**Task details**:
Repeat the records below exactly.

start Records shown

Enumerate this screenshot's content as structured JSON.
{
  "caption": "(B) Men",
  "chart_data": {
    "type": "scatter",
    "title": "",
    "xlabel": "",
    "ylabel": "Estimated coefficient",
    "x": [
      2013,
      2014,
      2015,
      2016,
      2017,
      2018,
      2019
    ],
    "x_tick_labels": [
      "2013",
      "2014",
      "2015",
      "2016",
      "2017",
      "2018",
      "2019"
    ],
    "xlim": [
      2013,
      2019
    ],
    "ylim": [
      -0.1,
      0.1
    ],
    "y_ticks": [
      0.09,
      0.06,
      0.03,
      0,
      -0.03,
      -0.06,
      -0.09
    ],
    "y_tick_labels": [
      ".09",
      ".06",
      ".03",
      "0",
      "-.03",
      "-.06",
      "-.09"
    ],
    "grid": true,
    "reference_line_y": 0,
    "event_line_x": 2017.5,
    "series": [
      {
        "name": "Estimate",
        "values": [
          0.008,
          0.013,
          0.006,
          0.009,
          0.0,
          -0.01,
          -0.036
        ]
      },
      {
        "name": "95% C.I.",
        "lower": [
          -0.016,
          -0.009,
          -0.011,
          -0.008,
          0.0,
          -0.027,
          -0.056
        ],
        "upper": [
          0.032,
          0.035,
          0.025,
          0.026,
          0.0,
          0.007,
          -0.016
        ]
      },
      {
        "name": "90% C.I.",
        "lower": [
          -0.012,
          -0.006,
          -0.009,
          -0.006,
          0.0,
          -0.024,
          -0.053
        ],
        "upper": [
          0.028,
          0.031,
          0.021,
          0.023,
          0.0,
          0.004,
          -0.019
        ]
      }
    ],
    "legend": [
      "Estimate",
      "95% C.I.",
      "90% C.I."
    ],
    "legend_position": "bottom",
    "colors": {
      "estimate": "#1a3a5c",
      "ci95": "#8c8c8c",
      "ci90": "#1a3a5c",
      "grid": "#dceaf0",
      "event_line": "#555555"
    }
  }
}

end Records shown

**Output**:
Enumerate this screenshot's content as structured JSON.
{
  "caption": "(B) Men",
  "chart_data": {
    "type": "scatter",
    "title": "",
    "xlabel": "",
    "ylabel": "Estimated coefficient",
    "x": [
      2013,
      2014,
      2015,
      2016,
      2017,
      2018,
      2019
    ],
    "x_tick_labels": [
      "2013",
      "2014",
      "2015",
      "2016",
      "2017",
      "2018",
      "2019"
    ],
    "xlim": [
      2013,
      2019
    ],
    "ylim": [
      -0.1,
      0.1
    ],
    "y_ticks": [
      0.09,
      0.06,
      0.03,
      0,
      -0.03,
      -0.06,
      -0.09
    ],
    "y_tick_labels": [
      ".09",
      ".06",
      ".03",
      "0",
      "-.03",
      "-.06",
      "-.09"
    ],
    "grid": true,
    "reference_line_y": 0,
    "event_line_x": 2017.5,
    "series": [
      {
        "name": "Estimate",
        "values": [
          0.008,
          0.013,
          0.006,
          0.009,
          0.0,
          -0.01,
          -0.036
        ]
      },
      {
        "name": "95% C.I.",
        "lower": [
          -0.016,
          -0.009,
          -0.011,
          -0.008,
          0.0,
          -0.027,
          -0.056
        ],
        "upper": [
          0.032,
          0.035,
          0.025,
          0.026,
          0.0,
          0.007,
          -0.016
        ]
      },
      {
        "name": "90% C.I.",
        "lower": [
          -0.012,
          -0.006,
          -0.009,
          -0.006,
          0.0,
          -0.024,
          -0.053
        ],
        "upper": [
          0.028,
          0.031,
          0.021,
          0.023,
          0.0,
          0.004,
          -0.019
        ]
      }
    ],
    "legend": [
      "Estimate",
      "95% C.I.",
      "90% C.I."
    ],
    "legend_position": "bottom",
    "colors": {
      "estimate": "#1a3a5c",
      "ci95": "#8c8c8c",
      "ci90": "#1a3a5c",
      "grid": "#dceaf0",
      "event_line": "#555555"
    }
  }
}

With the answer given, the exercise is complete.